What is needed:
Your task is to repeat all of the data exactly while excluding the pictures.

Input records:
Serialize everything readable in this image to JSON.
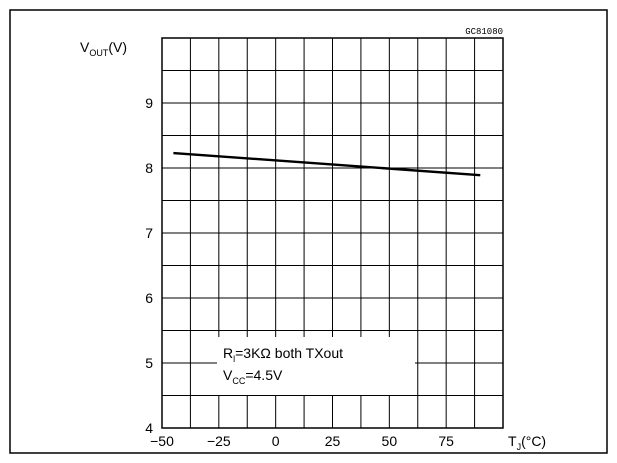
{
  "chart_data": {
    "type": "line",
    "figure_code": "GC81080",
    "ylabel": {
      "main": "V",
      "sub": "OUT",
      "unit": "(V)"
    },
    "xlabel": {
      "main": "T",
      "sub": "J",
      "unit": "(°C)"
    },
    "xlim": [
      -50,
      100
    ],
    "ylim": [
      4,
      10
    ],
    "x_ticks": [
      -50,
      -25,
      0,
      25,
      50,
      75
    ],
    "y_ticks": [
      4,
      5,
      6,
      7,
      8,
      9
    ],
    "x_minor_step": 12.5,
    "y_minor_step": 0.5,
    "grid": true,
    "series": [
      {
        "x": [
          -45,
          90
        ],
        "y": [
          8.23,
          7.89
        ]
      }
    ],
    "annotation": {
      "line1": {
        "main": "R",
        "sub": "l",
        "rest": "=3KΩ  both  TXout"
      },
      "line2": {
        "main": "V",
        "sub": "CC",
        "rest": "=4.5V"
      }
    }
  }
}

Task output:
Serialize everything readable in this image to JSON.
{
  "chart_data": {
    "type": "line",
    "figure_code": "GC81080",
    "ylabel": {
      "main": "V",
      "sub": "OUT",
      "unit": "(V)"
    },
    "xlabel": {
      "main": "T",
      "sub": "J",
      "unit": "(°C)"
    },
    "xlim": [
      -50,
      100
    ],
    "ylim": [
      4,
      10
    ],
    "x_ticks": [
      -50,
      -25,
      0,
      25,
      50,
      75
    ],
    "y_ticks": [
      4,
      5,
      6,
      7,
      8,
      9
    ],
    "x_minor_step": 12.5,
    "y_minor_step": 0.5,
    "grid": true,
    "series": [
      {
        "x": [
          -45,
          90
        ],
        "y": [
          8.23,
          7.89
        ]
      }
    ],
    "annotation": {
      "line1": {
        "main": "R",
        "sub": "l",
        "rest": "=3KΩ  both  TXout"
      },
      "line2": {
        "main": "V",
        "sub": "CC",
        "rest": "=4.5V"
      }
    }
  }
}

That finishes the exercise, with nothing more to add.